===== Records for this task
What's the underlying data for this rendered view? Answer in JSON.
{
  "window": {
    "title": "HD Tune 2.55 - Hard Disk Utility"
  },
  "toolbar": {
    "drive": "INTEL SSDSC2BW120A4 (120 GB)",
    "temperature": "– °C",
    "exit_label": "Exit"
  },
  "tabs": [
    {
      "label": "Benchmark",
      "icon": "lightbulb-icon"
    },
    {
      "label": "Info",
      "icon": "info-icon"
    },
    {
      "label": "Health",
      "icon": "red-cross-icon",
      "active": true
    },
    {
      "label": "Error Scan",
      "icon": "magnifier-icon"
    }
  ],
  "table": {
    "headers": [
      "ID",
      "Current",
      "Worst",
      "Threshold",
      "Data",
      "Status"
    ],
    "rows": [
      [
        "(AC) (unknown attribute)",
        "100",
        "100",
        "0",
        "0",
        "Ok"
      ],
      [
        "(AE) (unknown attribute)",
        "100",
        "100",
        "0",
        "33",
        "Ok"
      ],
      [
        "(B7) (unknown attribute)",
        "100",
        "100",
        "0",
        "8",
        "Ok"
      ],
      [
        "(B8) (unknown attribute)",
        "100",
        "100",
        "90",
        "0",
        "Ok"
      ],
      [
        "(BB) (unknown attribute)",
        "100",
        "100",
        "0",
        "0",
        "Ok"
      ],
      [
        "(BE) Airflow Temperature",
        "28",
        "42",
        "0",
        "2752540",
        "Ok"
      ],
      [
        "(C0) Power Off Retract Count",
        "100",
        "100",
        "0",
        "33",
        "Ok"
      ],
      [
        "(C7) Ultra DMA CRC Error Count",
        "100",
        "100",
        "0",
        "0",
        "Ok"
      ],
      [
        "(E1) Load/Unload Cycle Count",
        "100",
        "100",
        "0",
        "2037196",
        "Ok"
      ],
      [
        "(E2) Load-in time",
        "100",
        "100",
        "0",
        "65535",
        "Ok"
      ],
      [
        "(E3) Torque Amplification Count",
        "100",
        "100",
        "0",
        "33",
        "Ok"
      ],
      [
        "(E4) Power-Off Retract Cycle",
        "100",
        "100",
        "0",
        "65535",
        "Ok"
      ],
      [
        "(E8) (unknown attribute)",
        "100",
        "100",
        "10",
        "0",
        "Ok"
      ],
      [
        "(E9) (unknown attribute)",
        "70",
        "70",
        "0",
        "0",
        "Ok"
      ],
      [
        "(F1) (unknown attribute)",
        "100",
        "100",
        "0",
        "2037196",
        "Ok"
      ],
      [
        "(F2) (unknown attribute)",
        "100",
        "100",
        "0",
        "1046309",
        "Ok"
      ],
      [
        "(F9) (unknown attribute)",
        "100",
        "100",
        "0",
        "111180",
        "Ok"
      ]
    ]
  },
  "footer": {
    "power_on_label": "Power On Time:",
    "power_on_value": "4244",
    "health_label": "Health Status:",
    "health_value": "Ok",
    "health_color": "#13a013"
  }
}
==========
**Task prompt**
Identify each line in the records above that contains the word "attribute", and copy it out in full.

**Full solution**
        "(AC) (unknown attribute)",
        "(AE) (unknown attribute)",
        "(B7) (unknown attribute)",
        "(B8) (unknown attribute)",
        "(BB) (unknown attribute)",
        "(E8) (unknown attribute)",
        "(E9) (unknown attribute)",
        "(F1) (unknown attribute)",
        "(F2) (unknown attribute)",
        "(F9) (unknown attribute)",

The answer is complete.